WHAT THE TASK ASKS: Without the pictures, can you quote each line below exactly?

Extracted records
>> START

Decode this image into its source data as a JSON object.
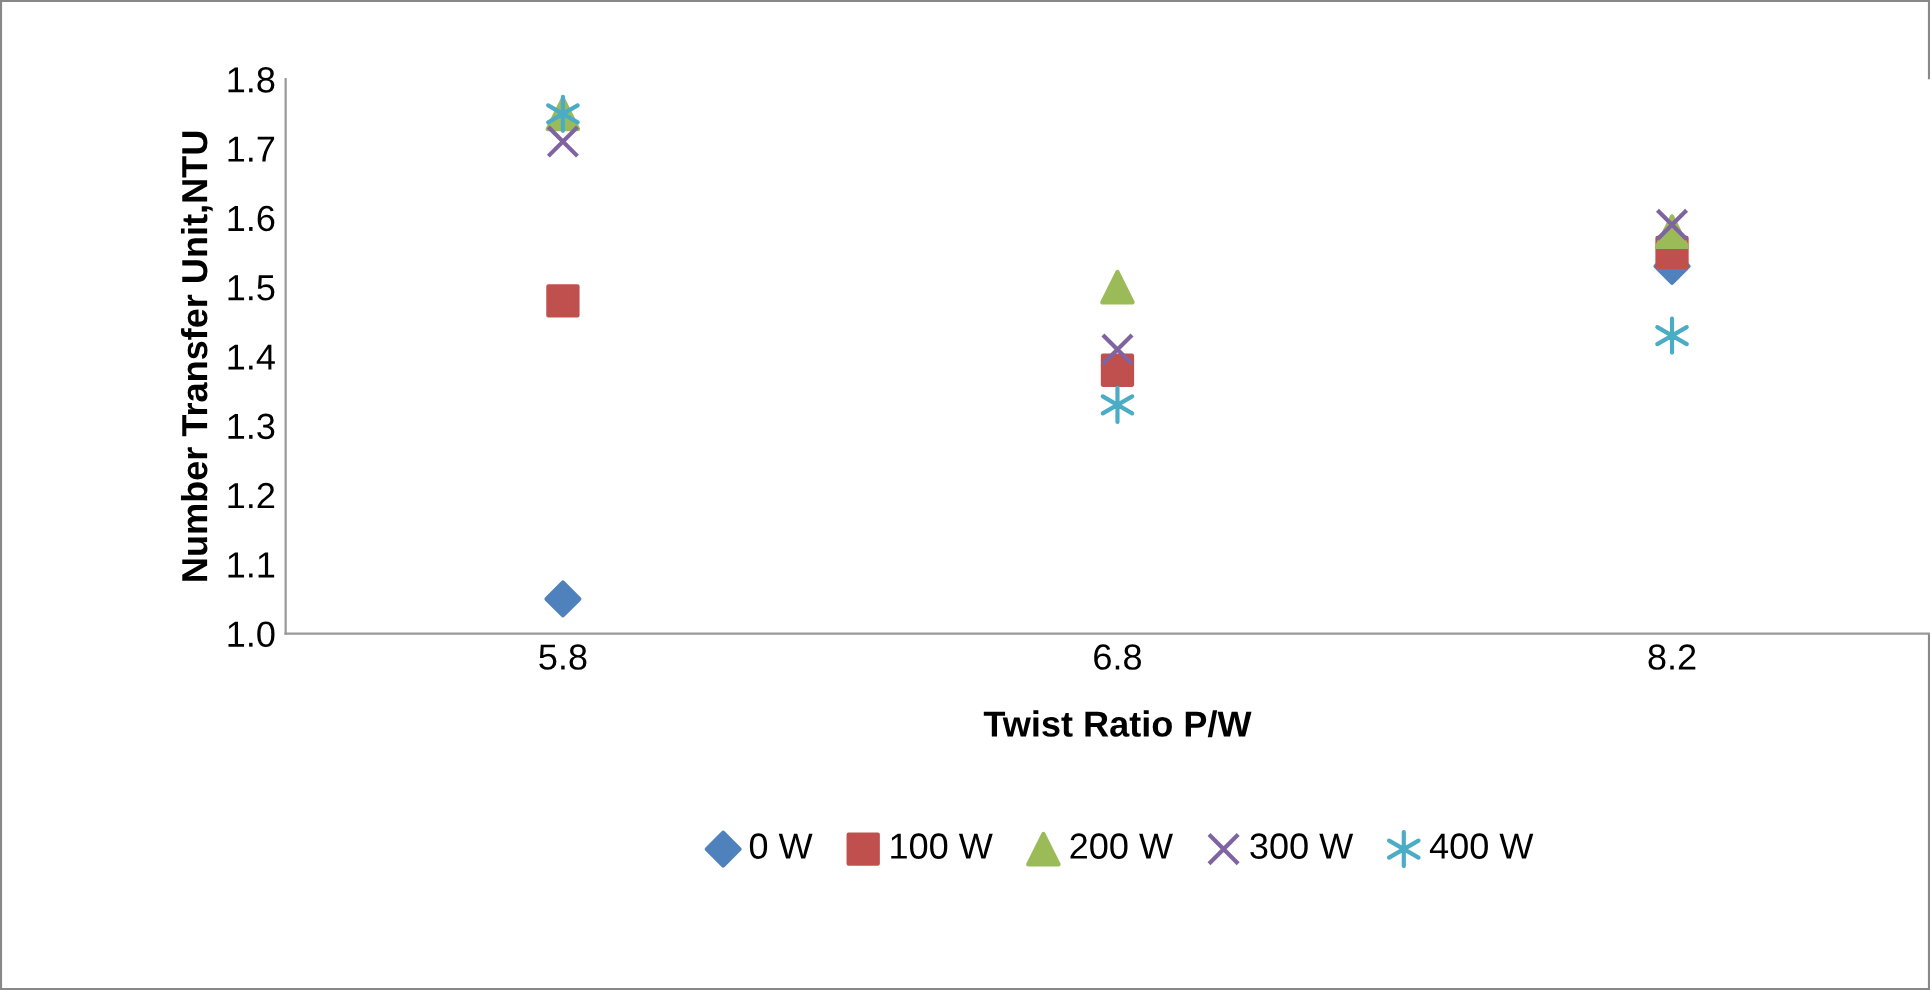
{
  "chart_data": {
    "type": "scatter",
    "xlabel": "Twist Ratio P/W",
    "ylabel": "Number Transfer Unit,NTU",
    "categories": [
      "5.8",
      "6.8",
      "8.2"
    ],
    "series": [
      {
        "name": "0 W",
        "color": "#4f81bd",
        "marker": "diamond",
        "values": [
          1.05,
          null,
          1.53
        ]
      },
      {
        "name": "100 W",
        "color": "#c0504d",
        "marker": "square",
        "values": [
          1.48,
          1.38,
          1.55
        ]
      },
      {
        "name": "200 W",
        "color": "#9bbb59",
        "marker": "triangle",
        "values": [
          1.75,
          1.5,
          1.58
        ]
      },
      {
        "name": "300 W",
        "color": "#8064a2",
        "marker": "cross",
        "values": [
          1.71,
          1.41,
          1.59
        ]
      },
      {
        "name": "400 W",
        "color": "#4bacc6",
        "values": [
          1.75,
          1.33,
          1.43
        ]
      }
    ],
    "ylim": [
      1.0,
      1.8
    ],
    "yticks": [
      {
        "value": 1.0,
        "label": "1.0"
      },
      1.1,
      1.2,
      1.3,
      1.4,
      1.5,
      1.6,
      1.7,
      1.8
    ],
    "grid": false,
    "legend": "bottom"
  }
}
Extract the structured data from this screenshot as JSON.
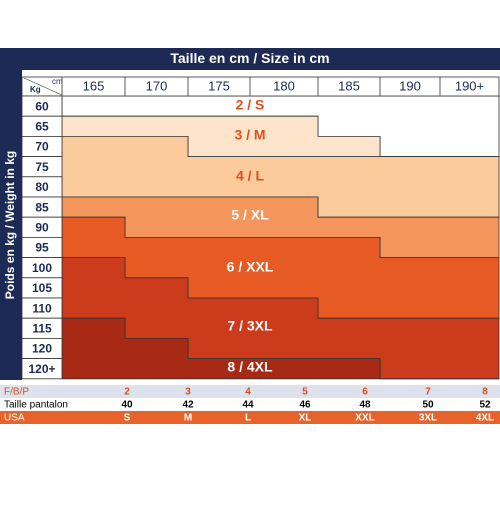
{
  "header": {
    "title": "Taille en cm / Size in cm",
    "side_label": "Poids en kg / Weight in kg",
    "corner_weight": "Kg",
    "corner_height": "cm"
  },
  "columns": [
    "165",
    "170",
    "175",
    "180",
    "185",
    "190",
    "190+"
  ],
  "rows": [
    "60",
    "65",
    "70",
    "75",
    "80",
    "85",
    "90",
    "95",
    "100",
    "105",
    "110",
    "115",
    "120",
    "120+"
  ],
  "bands": [
    "2 / S",
    "3 / M",
    "4 / L",
    "5 / XL",
    "6 / XXL",
    "7 / 3XL",
    "8 / 4XL"
  ],
  "table": {
    "rows": [
      [
        "F/B/P",
        "2",
        "3",
        "4",
        "5",
        "6",
        "7",
        "8"
      ],
      [
        "Taille pantalon",
        "40",
        "42",
        "44",
        "46",
        "48",
        "50",
        "52"
      ],
      [
        "USA",
        "S",
        "M",
        "L",
        "XL",
        "XXL",
        "3XL",
        "4XL"
      ]
    ]
  }
}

>> END

RESPONSE TO THIS TASK:
Decode this image into its source data as a JSON object.
{
  "chart_data": {
    "type": "scatter",
    "xlabel": "Twist Ratio P/W",
    "ylabel": "Number Transfer Unit,NTU",
    "categories": [
      "5.8",
      "6.8",
      "8.2"
    ],
    "series": [
      {
        "name": "0 W",
        "color": "#4f81bd",
        "marker": "diamond",
        "values": [
          1.05,
          null,
          1.53
        ]
      },
      {
        "name": "100 W",
        "color": "#c0504d",
        "marker": "square",
        "values": [
          1.48,
          1.38,
          1.55
        ]
      },
      {
        "name": "200 W",
        "color": "#9bbb59",
        "marker": "triangle",
        "values": [
          1.75,
          1.5,
          1.58
        ]
      },
      {
        "name": "300 W",
        "color": "#8064a2",
        "marker": "cross",
        "values": [
          1.71,
          1.41,
          1.59
        ]
      },
      {
        "name": "400 W",
        "color": "#4bacc6",
        "values": [
          1.75,
          1.33,
          1.43
        ]
      }
    ],
    "ylim": [
      1.0,
      1.8
    ],
    "yticks": [
      {
        "value": 1.0,
        "label": "1.0"
      },
      1.1,
      1.2,
      1.3,
      1.4,
      1.5,
      1.6,
      1.7,
      1.8
    ],
    "grid": false,
    "legend": "bottom"
  }
}
Extract the structured data from this screenshot as JSON.
{
  "header": {
    "title": "Taille en cm / Size in cm",
    "side_label": "Poids en kg / Weight in kg",
    "corner_weight": "Kg",
    "corner_height": "cm"
  },
  "columns": [
    "165",
    "170",
    "175",
    "180",
    "185",
    "190",
    "190+"
  ],
  "rows": [
    "60",
    "65",
    "70",
    "75",
    "80",
    "85",
    "90",
    "95",
    "100",
    "105",
    "110",
    "115",
    "120",
    "120+"
  ],
  "bands": [
    "2 / S",
    "3 / M",
    "4 / L",
    "5 / XL",
    "6 / XXL",
    "7 / 3XL",
    "8 / 4XL"
  ],
  "table": {
    "rows": [
      [
        "F/B/P",
        "2",
        "3",
        "4",
        "5",
        "6",
        "7",
        "8"
      ],
      [
        "Taille pantalon",
        "40",
        "42",
        "44",
        "46",
        "48",
        "50",
        "52"
      ],
      [
        "USA",
        "S",
        "M",
        "L",
        "XL",
        "XXL",
        "3XL",
        "4XL"
      ]
    ]
  }
}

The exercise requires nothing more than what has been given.